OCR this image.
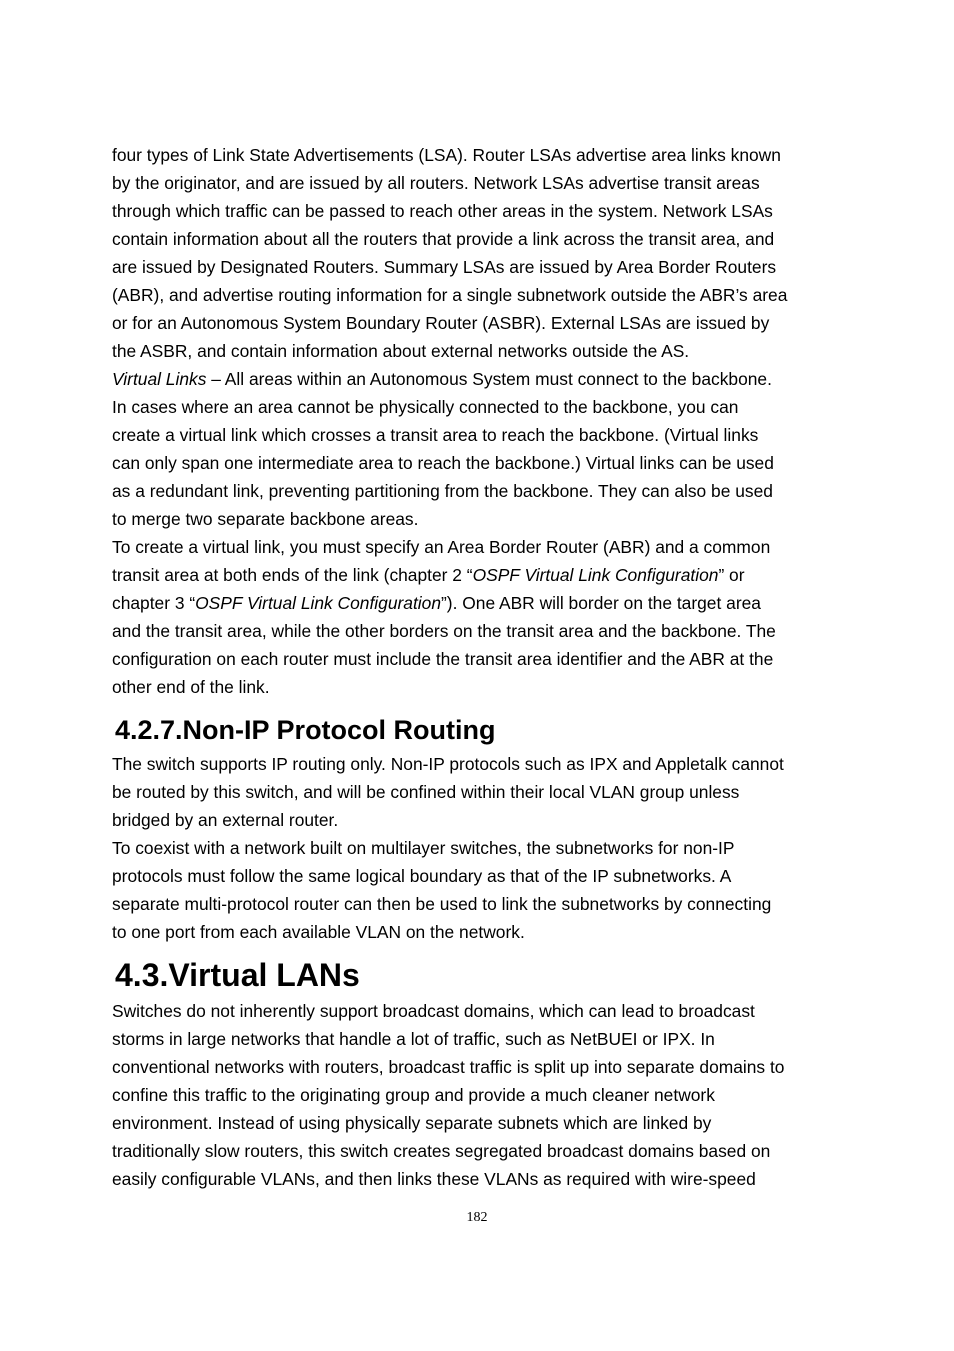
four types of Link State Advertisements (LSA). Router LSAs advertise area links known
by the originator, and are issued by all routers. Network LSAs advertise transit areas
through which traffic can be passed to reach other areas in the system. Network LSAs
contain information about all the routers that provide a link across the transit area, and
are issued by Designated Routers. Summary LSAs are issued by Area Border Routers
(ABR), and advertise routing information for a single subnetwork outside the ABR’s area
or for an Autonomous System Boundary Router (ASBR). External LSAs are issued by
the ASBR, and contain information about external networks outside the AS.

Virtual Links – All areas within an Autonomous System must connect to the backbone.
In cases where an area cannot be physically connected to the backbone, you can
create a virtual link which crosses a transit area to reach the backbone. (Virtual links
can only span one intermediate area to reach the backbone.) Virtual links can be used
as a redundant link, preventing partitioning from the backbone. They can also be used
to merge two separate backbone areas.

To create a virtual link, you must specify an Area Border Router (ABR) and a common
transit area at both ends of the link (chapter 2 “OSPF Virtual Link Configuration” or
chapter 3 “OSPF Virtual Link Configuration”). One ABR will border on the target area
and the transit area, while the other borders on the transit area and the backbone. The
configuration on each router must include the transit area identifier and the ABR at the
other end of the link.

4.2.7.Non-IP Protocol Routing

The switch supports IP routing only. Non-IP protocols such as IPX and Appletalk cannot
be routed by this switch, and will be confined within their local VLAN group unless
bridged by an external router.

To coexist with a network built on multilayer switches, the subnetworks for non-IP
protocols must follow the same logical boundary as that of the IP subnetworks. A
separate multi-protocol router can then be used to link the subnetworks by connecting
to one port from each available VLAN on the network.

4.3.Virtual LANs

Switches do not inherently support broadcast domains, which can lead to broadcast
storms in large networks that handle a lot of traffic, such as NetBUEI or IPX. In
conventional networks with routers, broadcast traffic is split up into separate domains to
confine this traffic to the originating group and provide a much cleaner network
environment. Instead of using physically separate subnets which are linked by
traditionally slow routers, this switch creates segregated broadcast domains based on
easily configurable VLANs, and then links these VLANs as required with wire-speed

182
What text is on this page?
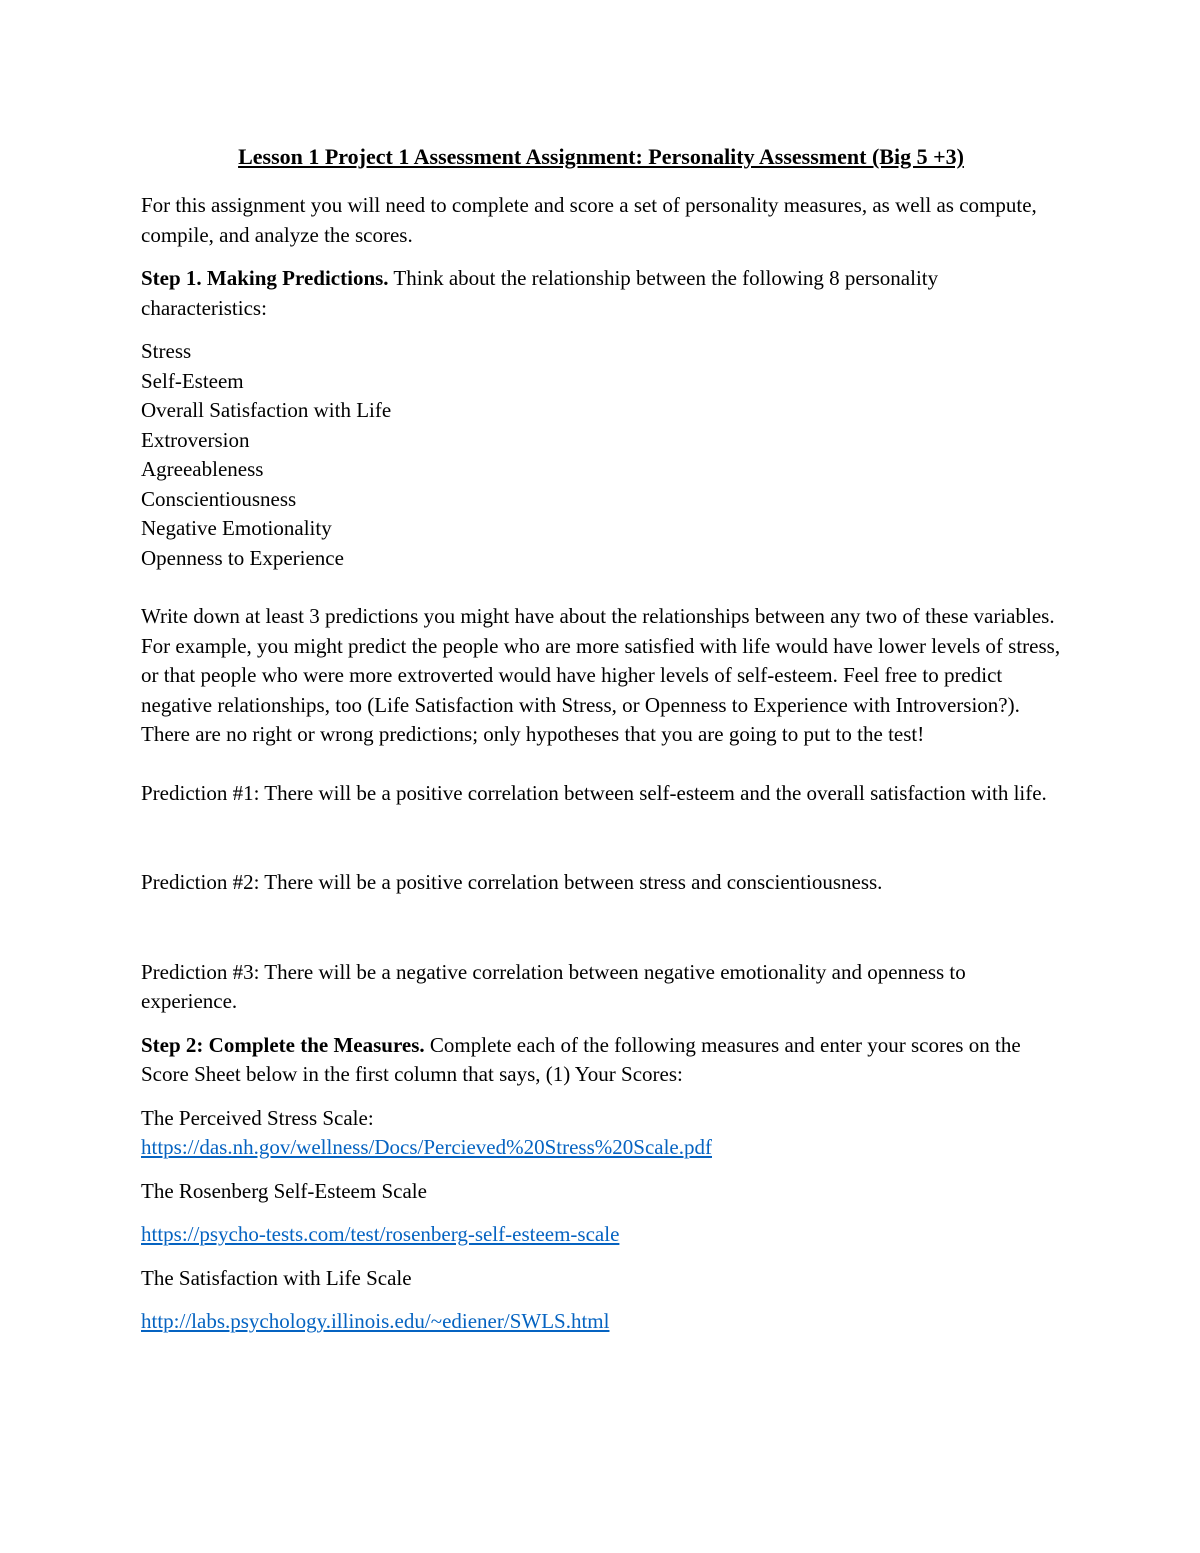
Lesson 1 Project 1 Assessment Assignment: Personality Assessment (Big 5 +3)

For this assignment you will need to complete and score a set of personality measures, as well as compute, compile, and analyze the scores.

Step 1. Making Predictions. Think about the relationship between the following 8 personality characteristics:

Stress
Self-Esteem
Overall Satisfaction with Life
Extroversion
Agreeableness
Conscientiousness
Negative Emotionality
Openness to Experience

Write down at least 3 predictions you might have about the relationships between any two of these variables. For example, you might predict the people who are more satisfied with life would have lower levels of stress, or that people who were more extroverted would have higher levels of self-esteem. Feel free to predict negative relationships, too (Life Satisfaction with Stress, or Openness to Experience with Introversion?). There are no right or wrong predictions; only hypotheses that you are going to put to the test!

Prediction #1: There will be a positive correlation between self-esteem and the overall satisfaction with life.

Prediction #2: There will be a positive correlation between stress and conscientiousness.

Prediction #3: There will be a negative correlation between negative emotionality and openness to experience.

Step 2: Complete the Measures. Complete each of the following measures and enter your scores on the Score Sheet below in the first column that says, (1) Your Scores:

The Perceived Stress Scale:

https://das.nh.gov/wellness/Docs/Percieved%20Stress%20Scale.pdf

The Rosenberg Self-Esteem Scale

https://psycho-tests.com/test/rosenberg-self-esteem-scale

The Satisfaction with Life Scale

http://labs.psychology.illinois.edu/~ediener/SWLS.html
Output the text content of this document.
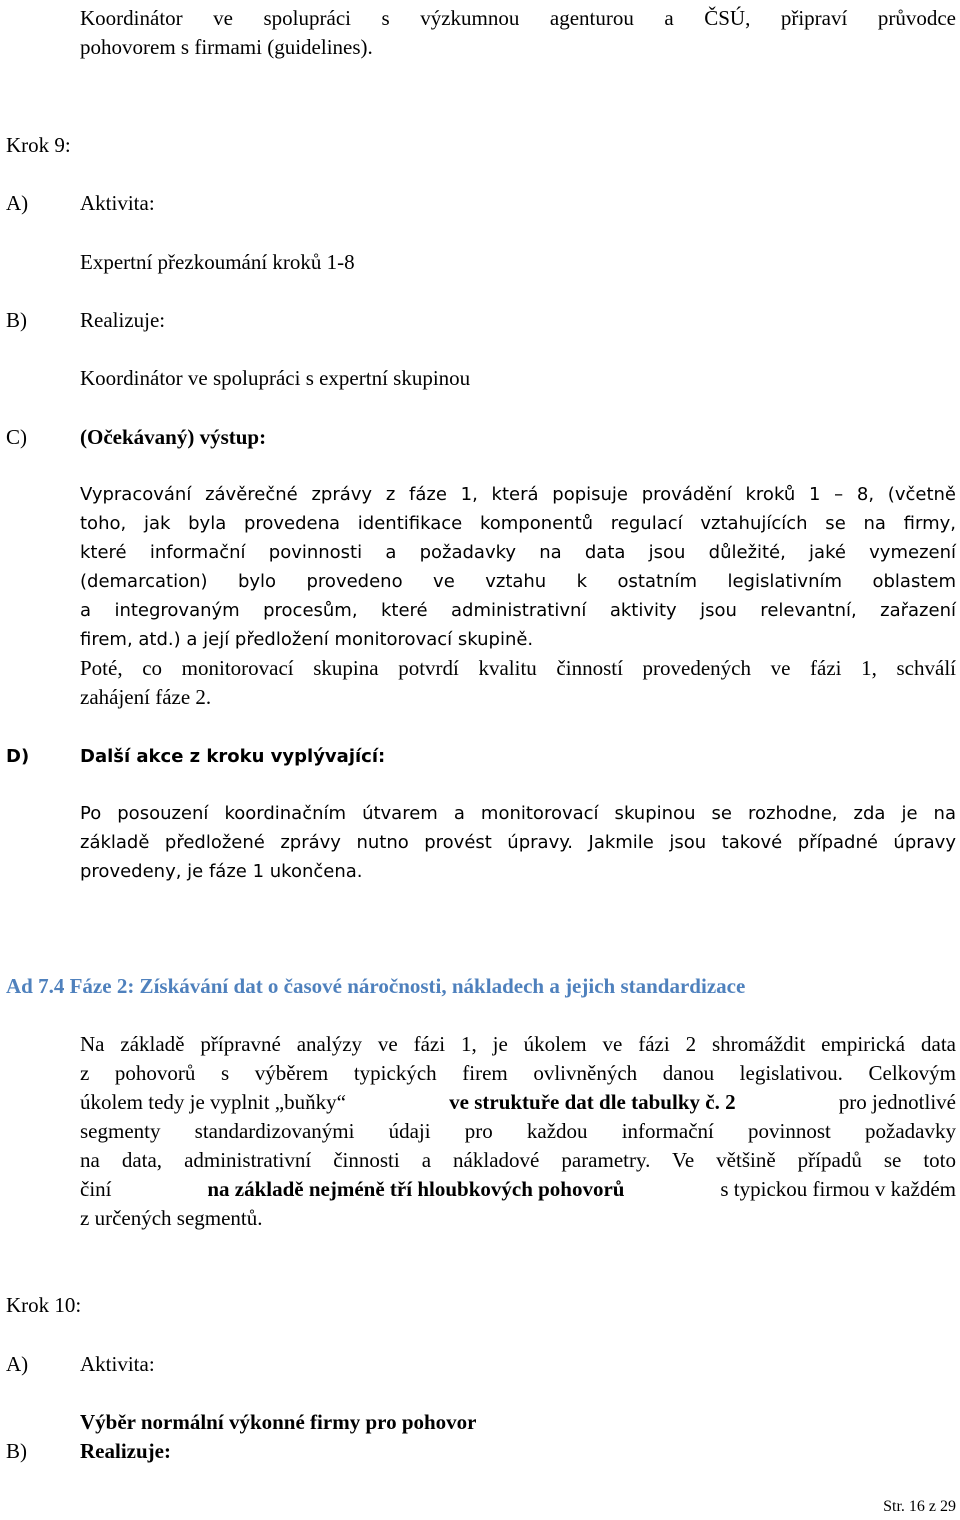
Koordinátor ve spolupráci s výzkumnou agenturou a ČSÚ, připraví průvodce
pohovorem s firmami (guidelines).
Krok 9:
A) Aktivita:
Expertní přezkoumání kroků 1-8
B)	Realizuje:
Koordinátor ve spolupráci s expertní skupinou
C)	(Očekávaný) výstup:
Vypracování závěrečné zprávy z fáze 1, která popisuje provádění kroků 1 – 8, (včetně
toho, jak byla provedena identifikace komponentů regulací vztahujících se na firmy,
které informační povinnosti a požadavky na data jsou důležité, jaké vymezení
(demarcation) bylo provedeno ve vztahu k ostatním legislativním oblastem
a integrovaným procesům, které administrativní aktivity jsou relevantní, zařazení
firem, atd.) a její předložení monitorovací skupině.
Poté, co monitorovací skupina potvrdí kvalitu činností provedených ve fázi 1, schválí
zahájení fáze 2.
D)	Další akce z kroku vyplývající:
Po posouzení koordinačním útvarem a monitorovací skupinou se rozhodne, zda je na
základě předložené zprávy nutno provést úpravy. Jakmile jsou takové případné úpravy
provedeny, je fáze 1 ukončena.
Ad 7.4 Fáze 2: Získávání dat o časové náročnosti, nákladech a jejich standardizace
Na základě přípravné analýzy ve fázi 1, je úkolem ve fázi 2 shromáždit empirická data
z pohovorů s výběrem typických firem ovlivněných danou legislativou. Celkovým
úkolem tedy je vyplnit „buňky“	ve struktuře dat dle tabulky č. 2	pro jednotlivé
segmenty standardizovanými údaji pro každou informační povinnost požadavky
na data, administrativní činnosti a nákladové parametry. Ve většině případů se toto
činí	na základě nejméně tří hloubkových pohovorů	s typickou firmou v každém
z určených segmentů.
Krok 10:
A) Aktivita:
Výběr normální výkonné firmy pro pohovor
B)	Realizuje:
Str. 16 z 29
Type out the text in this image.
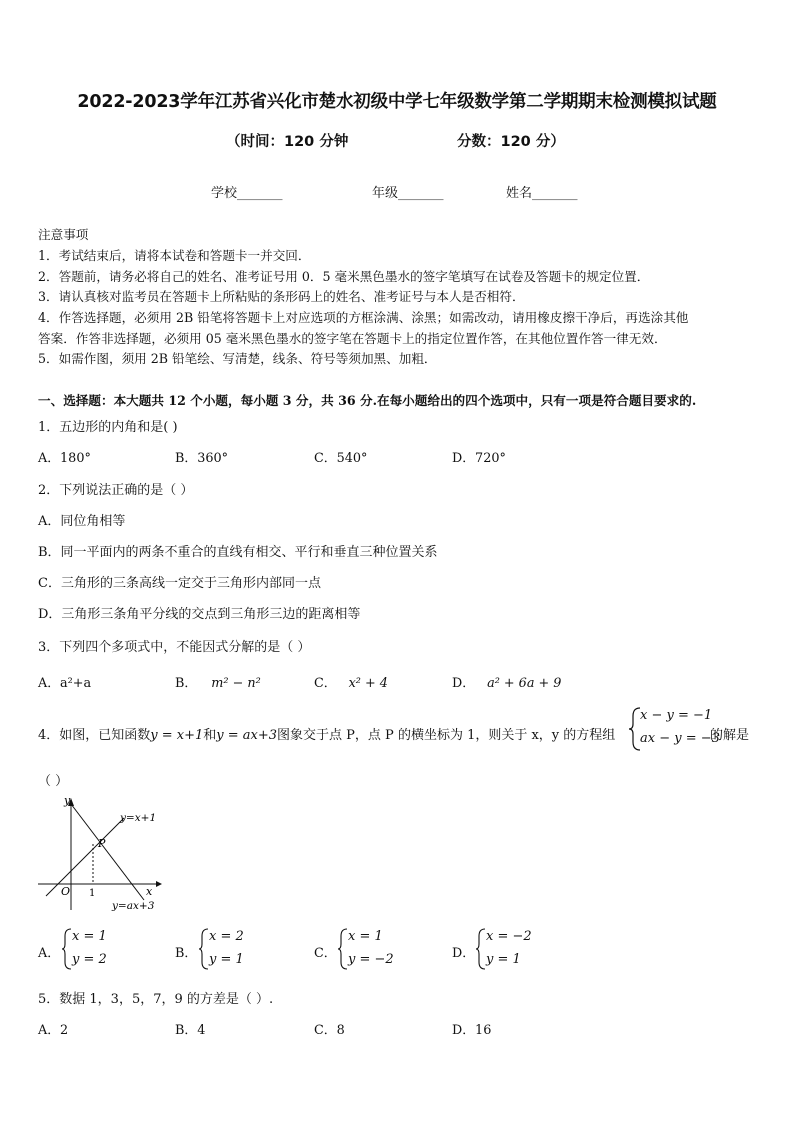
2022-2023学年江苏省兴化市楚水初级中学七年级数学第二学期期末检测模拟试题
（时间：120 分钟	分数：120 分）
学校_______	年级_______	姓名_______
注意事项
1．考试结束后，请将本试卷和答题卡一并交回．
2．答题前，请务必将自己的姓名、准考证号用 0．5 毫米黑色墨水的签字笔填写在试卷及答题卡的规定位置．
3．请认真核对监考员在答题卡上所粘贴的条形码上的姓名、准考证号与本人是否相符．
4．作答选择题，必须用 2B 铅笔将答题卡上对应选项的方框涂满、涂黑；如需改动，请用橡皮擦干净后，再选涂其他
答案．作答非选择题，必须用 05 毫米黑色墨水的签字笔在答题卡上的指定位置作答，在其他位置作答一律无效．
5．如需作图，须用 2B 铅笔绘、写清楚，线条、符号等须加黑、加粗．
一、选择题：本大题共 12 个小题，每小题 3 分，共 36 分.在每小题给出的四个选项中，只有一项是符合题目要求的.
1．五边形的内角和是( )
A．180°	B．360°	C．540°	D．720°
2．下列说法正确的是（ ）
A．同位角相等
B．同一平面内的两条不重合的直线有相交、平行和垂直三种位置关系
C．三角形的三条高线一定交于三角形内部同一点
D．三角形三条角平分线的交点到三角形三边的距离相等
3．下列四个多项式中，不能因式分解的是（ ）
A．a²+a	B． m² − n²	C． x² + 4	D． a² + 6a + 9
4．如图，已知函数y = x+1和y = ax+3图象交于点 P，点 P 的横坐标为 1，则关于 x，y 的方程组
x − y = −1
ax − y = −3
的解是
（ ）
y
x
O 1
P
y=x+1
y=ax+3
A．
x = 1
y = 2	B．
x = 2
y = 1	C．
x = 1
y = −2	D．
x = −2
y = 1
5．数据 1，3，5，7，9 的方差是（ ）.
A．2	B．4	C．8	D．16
--*--
* [Set exercise]: Write the records out once more, exactly as they appear, with no pictures.

* [Written response]:
OCR this image.
four types of Link State Advertisements (LSA). Router LSAs advertise area links known
by the originator, and are issued by all routers. Network LSAs advertise transit areas
through which traffic can be passed to reach other areas in the system. Network LSAs
contain information about all the routers that provide a link across the transit area, and
are issued by Designated Routers. Summary LSAs are issued by Area Border Routers
(ABR), and advertise routing information for a single subnetwork outside the ABR’s area
or for an Autonomous System Boundary Router (ASBR). External LSAs are issued by
the ASBR, and contain information about external networks outside the AS.

Virtual Links – All areas within an Autonomous System must connect to the backbone.
In cases where an area cannot be physically connected to the backbone, you can
create a virtual link which crosses a transit area to reach the backbone. (Virtual links
can only span one intermediate area to reach the backbone.) Virtual links can be used
as a redundant link, preventing partitioning from the backbone. They can also be used
to merge two separate backbone areas.

To create a virtual link, you must specify an Area Border Router (ABR) and a common
transit area at both ends of the link (chapter 2 “OSPF Virtual Link Configuration” or
chapter 3 “OSPF Virtual Link Configuration”). One ABR will border on the target area
and the transit area, while the other borders on the transit area and the backbone. The
configuration on each router must include the transit area identifier and the ABR at the
other end of the link.

4.2.7.Non-IP Protocol Routing

The switch supports IP routing only. Non-IP protocols such as IPX and Appletalk cannot
be routed by this switch, and will be confined within their local VLAN group unless
bridged by an external router.

To coexist with a network built on multilayer switches, the subnetworks for non-IP
protocols must follow the same logical boundary as that of the IP subnetworks. A
separate multi-protocol router can then be used to link the subnetworks by connecting
to one port from each available VLAN on the network.

4.3.Virtual LANs

Switches do not inherently support broadcast domains, which can lead to broadcast
storms in large networks that handle a lot of traffic, such as NetBUEI or IPX. In
conventional networks with routers, broadcast traffic is split up into separate domains to
confine this traffic to the originating group and provide a much cleaner network
environment. Instead of using physically separate subnets which are linked by
traditionally slow routers, this switch creates segregated broadcast domains based on
easily configurable VLANs, and then links these VLANs as required with wire-speed

182
What text is on this page?
Lesson 1 Project 1 Assessment Assignment: Personality Assessment (Big 5 +3)

For this assignment you will need to complete and score a set of personality measures, as well as compute, compile, and analyze the scores.

Step 1. Making Predictions. Think about the relationship between the following 8 personality characteristics:

Stress
Self-Esteem
Overall Satisfaction with Life
Extroversion
Agreeableness
Conscientiousness
Negative Emotionality
Openness to Experience

Write down at least 3 predictions you might have about the relationships between any two of these variables. For example, you might predict the people who are more satisfied with life would have lower levels of stress, or that people who were more extroverted would have higher levels of self-esteem. Feel free to predict negative relationships, too (Life Satisfaction with Stress, or Openness to Experience with Introversion?). There are no right or wrong predictions; only hypotheses that you are going to put to the test!

Prediction #1: There will be a positive correlation between self-esteem and the overall satisfaction with life.

Prediction #2: There will be a positive correlation between stress and conscientiousness.

Prediction #3: There will be a negative correlation between negative emotionality and openness to experience.

Step 2: Complete the Measures. Complete each of the following measures and enter your scores on the Score Sheet below in the first column that says, (1) Your Scores:

The Perceived Stress Scale:

https://das.nh.gov/wellness/Docs/Percieved%20Stress%20Scale.pdf

The Rosenberg Self-Esteem Scale

https://psycho-tests.com/test/rosenberg-self-esteem-scale

The Satisfaction with Life Scale

http://labs.psychology.illinois.edu/~ediener/SWLS.html
Output the text content of this document.
Koordinátor ve spolupráci s výzkumnou agenturou a ČSÚ, připraví průvodce
pohovorem s firmami (guidelines).
Krok 9:
A) Aktivita:
Expertní přezkoumání kroků 1-8
B)	Realizuje:
Koordinátor ve spolupráci s expertní skupinou
C)	(Očekávaný) výstup:
Vypracování závěrečné zprávy z fáze 1, která popisuje provádění kroků 1 – 8, (včetně
toho, jak byla provedena identifikace komponentů regulací vztahujících se na firmy,
které informační povinnosti a požadavky na data jsou důležité, jaké vymezení
(demarcation) bylo provedeno ve vztahu k ostatním legislativním oblastem
a integrovaným procesům, které administrativní aktivity jsou relevantní, zařazení
firem, atd.) a její předložení monitorovací skupině.
Poté, co monitorovací skupina potvrdí kvalitu činností provedených ve fázi 1, schválí
zahájení fáze 2.
D)	Další akce z kroku vyplývající:
Po posouzení koordinačním útvarem a monitorovací skupinou se rozhodne, zda je na
základě předložené zprávy nutno provést úpravy. Jakmile jsou takové případné úpravy
provedeny, je fáze 1 ukončena.
Ad 7.4 Fáze 2: Získávání dat o časové náročnosti, nákladech a jejich standardizace
Na základě přípravné analýzy ve fázi 1, je úkolem ve fázi 2 shromáždit empirická data
z pohovorů s výběrem typických firem ovlivněných danou legislativou. Celkovým
úkolem tedy je vyplnit „buňky“	ve struktuře dat dle tabulky č. 2	pro jednotlivé
segmenty standardizovanými údaji pro každou informační povinnost požadavky
na data, administrativní činnosti a nákladové parametry. Ve většině případů se toto
činí	na základě nejméně tří hloubkových pohovorů	s typickou firmou v každém
z určených segmentů.
Krok 10:
A) Aktivita:
Výběr normální výkonné firmy pro pohovor
B)	Realizuje:
Str. 16 z 29
Type out the text in this image.
2022-2023学年江苏省兴化市楚水初级中学七年级数学第二学期期末检测模拟试题
（时间：120 分钟	分数：120 分）
学校_______	年级_______	姓名_______
注意事项
1．考试结束后，请将本试卷和答题卡一并交回．
2．答题前，请务必将自己的姓名、准考证号用 0．5 毫米黑色墨水的签字笔填写在试卷及答题卡的规定位置．
3．请认真核对监考员在答题卡上所粘贴的条形码上的姓名、准考证号与本人是否相符．
4．作答选择题，必须用 2B 铅笔将答题卡上对应选项的方框涂满、涂黑；如需改动，请用橡皮擦干净后，再选涂其他
答案．作答非选择题，必须用 05 毫米黑色墨水的签字笔在答题卡上的指定位置作答，在其他位置作答一律无效．
5．如需作图，须用 2B 铅笔绘、写清楚，线条、符号等须加黑、加粗．
一、选择题：本大题共 12 个小题，每小题 3 分，共 36 分.在每小题给出的四个选项中，只有一项是符合题目要求的.
1．五边形的内角和是( )
A．180°	B．360°	C．540°	D．720°
2．下列说法正确的是（ ）
A．同位角相等
B．同一平面内的两条不重合的直线有相交、平行和垂直三种位置关系
C．三角形的三条高线一定交于三角形内部同一点
D．三角形三条角平分线的交点到三角形三边的距离相等
3．下列四个多项式中，不能因式分解的是（ ）
A．a²+a	B． m² − n²	C． x² + 4	D． a² + 6a + 9
4．如图，已知函数y = x+1和y = ax+3图象交于点 P，点 P 的横坐标为 1，则关于 x，y 的方程组
x − y = −1
ax − y = −3
的解是
（ ）
y
x
O 1
P
y=x+1
y=ax+3
A．
x = 1
y = 2	B．
x = 2
y = 1	C．
x = 1
y = −2	D．
x = −2
y = 1
5．数据 1，3，5，7，9 的方差是（ ）.
A．2	B．4	C．8	D．16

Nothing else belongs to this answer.